Request: The entries below should be transcribed in their entirety, exactly as written.

A block of data:
------------------------------------------------------------
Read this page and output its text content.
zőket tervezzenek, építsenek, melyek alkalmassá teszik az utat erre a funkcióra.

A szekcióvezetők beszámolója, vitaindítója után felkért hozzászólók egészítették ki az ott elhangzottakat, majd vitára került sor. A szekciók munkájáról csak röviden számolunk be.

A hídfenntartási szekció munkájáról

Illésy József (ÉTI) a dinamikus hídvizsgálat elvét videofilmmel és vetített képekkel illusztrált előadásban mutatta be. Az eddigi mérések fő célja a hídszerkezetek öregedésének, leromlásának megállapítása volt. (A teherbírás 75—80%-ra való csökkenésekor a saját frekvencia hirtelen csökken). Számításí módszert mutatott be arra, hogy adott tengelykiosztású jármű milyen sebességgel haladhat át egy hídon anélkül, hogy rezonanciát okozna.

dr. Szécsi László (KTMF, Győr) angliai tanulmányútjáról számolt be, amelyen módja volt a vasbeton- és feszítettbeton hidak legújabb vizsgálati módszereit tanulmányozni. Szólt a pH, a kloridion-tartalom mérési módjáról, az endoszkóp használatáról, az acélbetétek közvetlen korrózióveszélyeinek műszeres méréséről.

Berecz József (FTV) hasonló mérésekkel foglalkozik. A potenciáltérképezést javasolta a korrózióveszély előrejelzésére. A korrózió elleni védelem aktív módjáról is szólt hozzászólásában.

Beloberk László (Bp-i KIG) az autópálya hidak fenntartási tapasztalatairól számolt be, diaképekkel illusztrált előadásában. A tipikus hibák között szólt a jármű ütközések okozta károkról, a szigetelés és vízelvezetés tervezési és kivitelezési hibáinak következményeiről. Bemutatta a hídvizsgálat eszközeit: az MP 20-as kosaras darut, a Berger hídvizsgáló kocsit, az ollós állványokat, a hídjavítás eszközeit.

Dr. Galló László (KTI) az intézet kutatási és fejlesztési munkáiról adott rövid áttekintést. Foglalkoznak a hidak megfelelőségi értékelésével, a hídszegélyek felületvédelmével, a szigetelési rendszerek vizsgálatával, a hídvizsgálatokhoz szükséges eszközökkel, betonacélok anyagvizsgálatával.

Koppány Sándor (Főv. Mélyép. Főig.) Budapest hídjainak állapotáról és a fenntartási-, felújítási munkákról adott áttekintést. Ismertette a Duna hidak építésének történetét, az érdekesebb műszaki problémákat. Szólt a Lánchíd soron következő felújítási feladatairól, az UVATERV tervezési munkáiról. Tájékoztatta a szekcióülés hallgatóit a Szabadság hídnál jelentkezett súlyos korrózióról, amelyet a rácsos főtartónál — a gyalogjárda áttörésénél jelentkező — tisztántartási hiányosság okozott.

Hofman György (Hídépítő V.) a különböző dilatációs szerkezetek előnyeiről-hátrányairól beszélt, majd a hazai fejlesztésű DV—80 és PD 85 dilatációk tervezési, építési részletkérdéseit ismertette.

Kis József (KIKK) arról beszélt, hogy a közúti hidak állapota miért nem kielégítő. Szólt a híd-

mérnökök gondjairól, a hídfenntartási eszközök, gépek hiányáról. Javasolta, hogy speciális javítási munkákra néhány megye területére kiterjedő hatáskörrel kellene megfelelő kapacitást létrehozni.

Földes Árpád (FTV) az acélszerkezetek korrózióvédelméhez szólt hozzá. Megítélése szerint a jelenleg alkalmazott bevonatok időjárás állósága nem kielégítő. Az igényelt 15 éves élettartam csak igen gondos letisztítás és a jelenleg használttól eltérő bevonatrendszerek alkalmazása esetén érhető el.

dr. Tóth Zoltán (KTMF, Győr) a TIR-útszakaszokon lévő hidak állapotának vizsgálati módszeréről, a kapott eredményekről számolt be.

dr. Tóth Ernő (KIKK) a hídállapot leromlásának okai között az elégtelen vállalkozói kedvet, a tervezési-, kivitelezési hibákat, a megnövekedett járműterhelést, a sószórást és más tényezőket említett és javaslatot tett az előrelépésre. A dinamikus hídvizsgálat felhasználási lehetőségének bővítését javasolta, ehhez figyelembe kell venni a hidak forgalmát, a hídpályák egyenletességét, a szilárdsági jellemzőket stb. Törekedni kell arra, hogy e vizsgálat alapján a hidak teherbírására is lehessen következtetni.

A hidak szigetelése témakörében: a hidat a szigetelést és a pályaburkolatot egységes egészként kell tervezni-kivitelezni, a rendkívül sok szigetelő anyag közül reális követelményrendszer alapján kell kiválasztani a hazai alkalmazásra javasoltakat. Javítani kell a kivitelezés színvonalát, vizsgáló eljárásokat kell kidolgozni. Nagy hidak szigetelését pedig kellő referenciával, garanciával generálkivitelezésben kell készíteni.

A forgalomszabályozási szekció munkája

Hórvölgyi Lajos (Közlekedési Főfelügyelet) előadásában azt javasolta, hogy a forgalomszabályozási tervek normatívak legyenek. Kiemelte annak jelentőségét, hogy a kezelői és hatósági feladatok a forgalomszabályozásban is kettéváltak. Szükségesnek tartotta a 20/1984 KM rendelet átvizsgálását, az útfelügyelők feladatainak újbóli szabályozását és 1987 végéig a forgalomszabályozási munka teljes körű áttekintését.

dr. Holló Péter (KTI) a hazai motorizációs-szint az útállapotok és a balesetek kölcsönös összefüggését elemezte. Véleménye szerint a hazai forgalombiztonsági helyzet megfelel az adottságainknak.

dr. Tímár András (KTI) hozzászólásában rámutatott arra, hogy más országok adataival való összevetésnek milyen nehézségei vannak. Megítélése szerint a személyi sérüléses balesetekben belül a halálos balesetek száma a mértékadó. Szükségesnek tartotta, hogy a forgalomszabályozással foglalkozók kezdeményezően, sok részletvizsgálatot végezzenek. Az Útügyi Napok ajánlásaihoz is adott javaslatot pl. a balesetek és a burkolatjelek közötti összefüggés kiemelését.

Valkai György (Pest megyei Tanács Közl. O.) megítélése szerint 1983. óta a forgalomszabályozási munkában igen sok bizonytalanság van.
------------------------------------------------------------
Reply:
Read this page and output its text content.
zőket tervezzenek, építsenek, melyek alkalmassá teszik az utat erre a funkcióra.

A szekcióvezetők beszámolója, vitaindítója után felkért hozzászólók egészítették ki az ott elhangzottakat, majd vitára került sor. A szekciók munkájáról csak röviden számolunk be.

A hídfenntartási szekció munkájáról

Illésy József (ÉTI) a dinamikus hídvizsgálat elvét videofilmmel és vetített képekkel illusztrált előadásban mutatta be. Az eddigi mérések fő célja a hídszerkezetek öregedésének, leromlásának megállapítása volt. (A teherbírás 75—80%-ra való csökkenésekor a saját frekvencia hirtelen csökken). Számításí módszert mutatott be arra, hogy adott tengelykiosztású jármű milyen sebességgel haladhat át egy hídon anélkül, hogy rezonanciát okozna.

dr. Szécsi László (KTMF, Győr) angliai tanulmányútjáról számolt be, amelyen módja volt a vasbeton- és feszítettbeton hidak legújabb vizsgálati módszereit tanulmányozni. Szólt a pH, a kloridion-tartalom mérési módjáról, az endoszkóp használatáról, az acélbetétek közvetlen korrózióveszélyeinek műszeres méréséről.

Berecz József (FTV) hasonló mérésekkel foglalkozik. A potenciáltérképezést javasolta a korrózióveszély előrejelzésére. A korrózió elleni védelem aktív módjáról is szólt hozzászólásában.

Beloberk László (Bp-i KIG) az autópálya hidak fenntartási tapasztalatairól számolt be, diaképekkel illusztrált előadásában. A tipikus hibák között szólt a jármű ütközések okozta károkról, a szigetelés és vízelvezetés tervezési és kivitelezési hibáinak következményeiről. Bemutatta a hídvizsgálat eszközeit: az MP 20-as kosaras darut, a Berger hídvizsgáló kocsit, az ollós állványokat, a hídjavítás eszközeit.

Dr. Galló László (KTI) az intézet kutatási és fejlesztési munkáiról adott rövid áttekintést. Foglalkoznak a hidak megfelelőségi értékelésével, a hídszegélyek felületvédelmével, a szigetelési rendszerek vizsgálatával, a hídvizsgálatokhoz szükséges eszközökkel, betonacélok anyagvizsgálatával.

Koppány Sándor (Főv. Mélyép. Főig.) Budapest hídjainak állapotáról és a fenntartási-, felújítási munkákról adott áttekintést. Ismertette a Duna hidak építésének történetét, az érdekesebb műszaki problémákat. Szólt a Lánchíd soron következő felújítási feladatairól, az UVATERV tervezési munkáiról. Tájékoztatta a szekcióülés hallgatóit a Szabadság hídnál jelentkezett súlyos korrózióról, amelyet a rácsos főtartónál — a gyalogjárda áttörésénél jelentkező — tisztántartási hiányosság okozott.

Hofman György (Hídépítő V.) a különböző dilatációs szerkezetek előnyeiről-hátrányairól beszélt, majd a hazai fejlesztésű DV—80 és PD 85 dilatációk tervezési, építési részletkérdéseit ismertette.

Kis József (KIKK) arról beszélt, hogy a közúti hidak állapota miért nem kielégítő. Szólt a híd-

mérnökök gondjairól, a hídfenntartási eszközök, gépek hiányáról. Javasolta, hogy speciális javítási munkákra néhány megye területére kiterjedő hatáskörrel kellene megfelelő kapacitást létrehozni.

Földes Árpád (FTV) az acélszerkezetek korrózióvédelméhez szólt hozzá. Megítélése szerint a jelenleg alkalmazott bevonatok időjárás állósága nem kielégítő. Az igényelt 15 éves élettartam csak igen gondos letisztítás és a jelenleg használttól eltérő bevonatrendszerek alkalmazása esetén érhető el.

dr. Tóth Zoltán (KTMF, Győr) a TIR-útszakaszokon lévő hidak állapotának vizsgálati módszeréről, a kapott eredményekről számolt be.

dr. Tóth Ernő (KIKK) a hídállapot leromlásának okai között az elégtelen vállalkozói kedvet, a tervezési-, kivitelezési hibákat, a megnövekedett járműterhelést, a sószórást és más tényezőket említett és javaslatot tett az előrelépésre. A dinamikus hídvizsgálat felhasználási lehetőségének bővítését javasolta, ehhez figyelembe kell venni a hidak forgalmát, a hídpályák egyenletességét, a szilárdsági jellemzőket stb. Törekedni kell arra, hogy e vizsgálat alapján a hidak teherbírására is lehessen következtetni.

A hidak szigetelése témakörében: a hidat a szigetelést és a pályaburkolatot egységes egészként kell tervezni-kivitelezni, a rendkívül sok szigetelő anyag közül reális követelményrendszer alapján kell kiválasztani a hazai alkalmazásra javasoltakat. Javítani kell a kivitelezés színvonalát, vizsgáló eljárásokat kell kidolgozni. Nagy hidak szigetelését pedig kellő referenciával, garanciával generálkivitelezésben kell készíteni.

A forgalomszabályozási szekció munkája

Hórvölgyi Lajos (Közlekedési Főfelügyelet) előadásában azt javasolta, hogy a forgalomszabályozási tervek normatívak legyenek. Kiemelte annak jelentőségét, hogy a kezelői és hatósági feladatok a forgalomszabályozásban is kettéváltak. Szükségesnek tartotta a 20/1984 KM rendelet átvizsgálását, az útfelügyelők feladatainak újbóli szabályozását és 1987 végéig a forgalomszabályozási munka teljes körű áttekintését.

dr. Holló Péter (KTI) a hazai motorizációs-szint az útállapotok és a balesetek kölcsönös összefüggését elemezte. Véleménye szerint a hazai forgalombiztonsági helyzet megfelel az adottságainknak.

dr. Tímár András (KTI) hozzászólásában rámutatott arra, hogy más országok adataival való összevetésnek milyen nehézségei vannak. Megítélése szerint a személyi sérüléses balesetekben belül a halálos balesetek száma a mértékadó. Szükségesnek tartotta, hogy a forgalomszabályozással foglalkozók kezdeményezően, sok részletvizsgálatot végezzenek. Az Útügyi Napok ajánlásaihoz is adott javaslatot pl. a balesetek és a burkolatjelek közötti összefüggés kiemelését.

Valkai György (Pest megyei Tanács Közl. O.) megítélése szerint 1983. óta a forgalomszabályozási munkában igen sok bizonytalanság van.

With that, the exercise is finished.